Records from a dataset:
-- BEGIN --

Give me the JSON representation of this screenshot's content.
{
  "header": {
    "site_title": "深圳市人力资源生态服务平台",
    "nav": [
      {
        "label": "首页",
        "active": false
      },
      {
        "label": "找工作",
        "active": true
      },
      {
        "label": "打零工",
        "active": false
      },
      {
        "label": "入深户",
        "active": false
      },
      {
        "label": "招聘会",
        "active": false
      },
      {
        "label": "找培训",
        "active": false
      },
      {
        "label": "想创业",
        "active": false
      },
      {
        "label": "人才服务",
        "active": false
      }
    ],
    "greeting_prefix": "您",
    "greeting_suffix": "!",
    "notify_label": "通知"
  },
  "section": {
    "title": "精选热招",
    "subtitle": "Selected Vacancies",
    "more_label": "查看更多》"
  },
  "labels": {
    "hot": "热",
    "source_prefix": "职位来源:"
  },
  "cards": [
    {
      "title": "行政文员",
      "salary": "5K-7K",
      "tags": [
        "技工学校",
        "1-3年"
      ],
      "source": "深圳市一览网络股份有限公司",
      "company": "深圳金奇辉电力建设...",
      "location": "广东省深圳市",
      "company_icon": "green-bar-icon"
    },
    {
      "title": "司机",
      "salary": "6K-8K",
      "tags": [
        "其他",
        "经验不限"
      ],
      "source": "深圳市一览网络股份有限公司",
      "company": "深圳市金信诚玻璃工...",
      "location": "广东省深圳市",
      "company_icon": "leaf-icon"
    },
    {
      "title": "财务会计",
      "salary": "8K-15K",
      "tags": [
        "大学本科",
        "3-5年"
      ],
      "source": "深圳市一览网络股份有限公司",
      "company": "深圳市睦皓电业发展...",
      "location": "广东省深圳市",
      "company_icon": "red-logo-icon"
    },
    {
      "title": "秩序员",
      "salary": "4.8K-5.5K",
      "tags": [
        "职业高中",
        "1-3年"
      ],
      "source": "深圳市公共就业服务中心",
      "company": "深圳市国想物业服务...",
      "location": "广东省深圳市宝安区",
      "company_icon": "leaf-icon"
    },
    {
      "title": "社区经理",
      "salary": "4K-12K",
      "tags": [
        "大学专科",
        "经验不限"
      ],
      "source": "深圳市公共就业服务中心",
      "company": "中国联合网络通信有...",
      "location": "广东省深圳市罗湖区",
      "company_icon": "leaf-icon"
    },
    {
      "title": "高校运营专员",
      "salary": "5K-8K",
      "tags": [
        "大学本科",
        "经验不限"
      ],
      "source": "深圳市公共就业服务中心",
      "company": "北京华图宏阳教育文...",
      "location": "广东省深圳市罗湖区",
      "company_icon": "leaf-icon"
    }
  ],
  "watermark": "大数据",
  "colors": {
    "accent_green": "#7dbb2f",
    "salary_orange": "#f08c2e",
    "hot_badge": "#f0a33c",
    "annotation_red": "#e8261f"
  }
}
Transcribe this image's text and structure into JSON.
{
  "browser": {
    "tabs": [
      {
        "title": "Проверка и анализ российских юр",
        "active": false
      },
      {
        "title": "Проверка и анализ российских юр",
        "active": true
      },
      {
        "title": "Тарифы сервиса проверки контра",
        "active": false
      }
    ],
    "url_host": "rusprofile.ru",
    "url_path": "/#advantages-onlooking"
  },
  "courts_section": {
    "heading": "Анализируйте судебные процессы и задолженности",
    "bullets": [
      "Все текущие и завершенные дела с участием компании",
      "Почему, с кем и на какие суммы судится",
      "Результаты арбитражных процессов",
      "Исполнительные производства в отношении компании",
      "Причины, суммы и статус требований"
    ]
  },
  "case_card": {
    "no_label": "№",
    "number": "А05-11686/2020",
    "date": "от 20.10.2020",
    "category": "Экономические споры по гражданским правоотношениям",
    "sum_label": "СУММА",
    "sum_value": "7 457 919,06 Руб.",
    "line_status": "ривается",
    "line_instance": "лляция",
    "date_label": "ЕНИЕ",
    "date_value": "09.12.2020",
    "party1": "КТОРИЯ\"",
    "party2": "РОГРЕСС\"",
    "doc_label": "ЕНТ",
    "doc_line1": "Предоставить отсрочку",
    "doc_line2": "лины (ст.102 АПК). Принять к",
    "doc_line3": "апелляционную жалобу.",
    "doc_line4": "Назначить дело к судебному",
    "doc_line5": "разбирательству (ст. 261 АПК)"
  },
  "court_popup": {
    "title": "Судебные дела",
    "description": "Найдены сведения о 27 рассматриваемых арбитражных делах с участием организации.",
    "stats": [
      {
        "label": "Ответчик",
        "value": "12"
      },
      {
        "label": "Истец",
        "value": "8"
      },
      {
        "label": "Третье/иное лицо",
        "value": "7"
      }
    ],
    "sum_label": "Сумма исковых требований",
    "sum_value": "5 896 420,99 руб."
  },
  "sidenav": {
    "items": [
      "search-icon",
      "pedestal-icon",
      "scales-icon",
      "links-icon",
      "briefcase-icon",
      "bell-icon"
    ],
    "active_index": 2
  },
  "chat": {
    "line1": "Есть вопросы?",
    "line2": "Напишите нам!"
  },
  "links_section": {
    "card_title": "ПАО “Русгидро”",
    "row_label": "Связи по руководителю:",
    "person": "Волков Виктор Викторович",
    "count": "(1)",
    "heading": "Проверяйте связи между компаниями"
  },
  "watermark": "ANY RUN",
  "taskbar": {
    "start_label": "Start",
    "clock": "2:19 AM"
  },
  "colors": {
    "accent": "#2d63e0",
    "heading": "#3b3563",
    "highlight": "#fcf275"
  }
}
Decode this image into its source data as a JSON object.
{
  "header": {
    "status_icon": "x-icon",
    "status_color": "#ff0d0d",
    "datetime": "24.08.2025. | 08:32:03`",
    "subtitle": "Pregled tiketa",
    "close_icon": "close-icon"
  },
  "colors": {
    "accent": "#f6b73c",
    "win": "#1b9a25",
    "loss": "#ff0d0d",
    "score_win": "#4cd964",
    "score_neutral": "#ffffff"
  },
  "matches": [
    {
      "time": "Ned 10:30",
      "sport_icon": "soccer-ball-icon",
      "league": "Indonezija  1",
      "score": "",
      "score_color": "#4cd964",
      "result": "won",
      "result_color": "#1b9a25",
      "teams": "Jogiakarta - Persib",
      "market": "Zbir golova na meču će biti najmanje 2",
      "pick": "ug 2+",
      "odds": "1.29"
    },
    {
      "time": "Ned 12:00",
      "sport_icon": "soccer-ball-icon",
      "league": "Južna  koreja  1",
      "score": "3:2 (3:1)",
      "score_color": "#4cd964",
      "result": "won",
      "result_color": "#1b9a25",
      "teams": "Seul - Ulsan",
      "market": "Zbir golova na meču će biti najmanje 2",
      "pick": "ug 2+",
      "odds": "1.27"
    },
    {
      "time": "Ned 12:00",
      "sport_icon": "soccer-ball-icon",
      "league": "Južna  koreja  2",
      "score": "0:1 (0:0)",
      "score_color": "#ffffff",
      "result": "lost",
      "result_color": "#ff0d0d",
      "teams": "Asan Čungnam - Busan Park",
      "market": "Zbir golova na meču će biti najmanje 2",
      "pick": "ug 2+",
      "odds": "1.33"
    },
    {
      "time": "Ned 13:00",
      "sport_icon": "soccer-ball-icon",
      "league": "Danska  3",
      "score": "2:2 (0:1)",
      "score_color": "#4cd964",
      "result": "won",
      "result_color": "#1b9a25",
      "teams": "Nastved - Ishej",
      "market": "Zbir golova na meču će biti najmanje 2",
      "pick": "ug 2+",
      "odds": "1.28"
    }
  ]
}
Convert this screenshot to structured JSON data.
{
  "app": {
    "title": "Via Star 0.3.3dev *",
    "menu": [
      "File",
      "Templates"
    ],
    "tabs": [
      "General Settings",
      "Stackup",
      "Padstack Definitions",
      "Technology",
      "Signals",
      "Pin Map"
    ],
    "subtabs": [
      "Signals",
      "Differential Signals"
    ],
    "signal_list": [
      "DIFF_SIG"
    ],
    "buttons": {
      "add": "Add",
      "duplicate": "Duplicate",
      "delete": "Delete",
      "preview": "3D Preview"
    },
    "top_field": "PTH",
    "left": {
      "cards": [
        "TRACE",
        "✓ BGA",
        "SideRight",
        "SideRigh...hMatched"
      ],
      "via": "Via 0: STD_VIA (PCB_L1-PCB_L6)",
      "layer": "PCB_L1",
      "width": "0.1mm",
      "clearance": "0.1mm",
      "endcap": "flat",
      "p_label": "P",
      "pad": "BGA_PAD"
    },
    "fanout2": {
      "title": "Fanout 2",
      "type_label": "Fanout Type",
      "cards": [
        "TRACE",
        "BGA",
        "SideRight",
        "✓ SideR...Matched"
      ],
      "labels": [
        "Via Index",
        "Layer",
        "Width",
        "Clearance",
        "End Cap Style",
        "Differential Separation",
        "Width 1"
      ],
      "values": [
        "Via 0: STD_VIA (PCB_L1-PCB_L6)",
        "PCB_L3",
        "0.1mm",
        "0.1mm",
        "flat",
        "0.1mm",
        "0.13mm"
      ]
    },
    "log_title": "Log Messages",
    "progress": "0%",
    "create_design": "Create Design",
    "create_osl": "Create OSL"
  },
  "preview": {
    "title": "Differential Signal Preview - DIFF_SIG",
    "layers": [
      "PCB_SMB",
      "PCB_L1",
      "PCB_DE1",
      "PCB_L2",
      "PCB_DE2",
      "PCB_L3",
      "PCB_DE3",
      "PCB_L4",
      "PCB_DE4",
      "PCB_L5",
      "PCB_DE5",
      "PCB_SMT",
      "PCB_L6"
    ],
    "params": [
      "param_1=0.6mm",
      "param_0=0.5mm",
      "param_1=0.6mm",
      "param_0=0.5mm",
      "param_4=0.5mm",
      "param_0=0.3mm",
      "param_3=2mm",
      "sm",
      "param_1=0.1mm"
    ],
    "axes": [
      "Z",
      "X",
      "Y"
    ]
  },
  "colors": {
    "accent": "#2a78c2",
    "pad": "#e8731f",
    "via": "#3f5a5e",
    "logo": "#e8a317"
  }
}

-- END --

TASK OBJECTIVE: For each line of the entries that includes "league", show that line.

SOLUTION TO THE EXERCISE:
      "league": "Indonezija  1",
      "league": "Južna  koreja  1",
      "league": "Južna  koreja  2",
      "league": "Danska  3",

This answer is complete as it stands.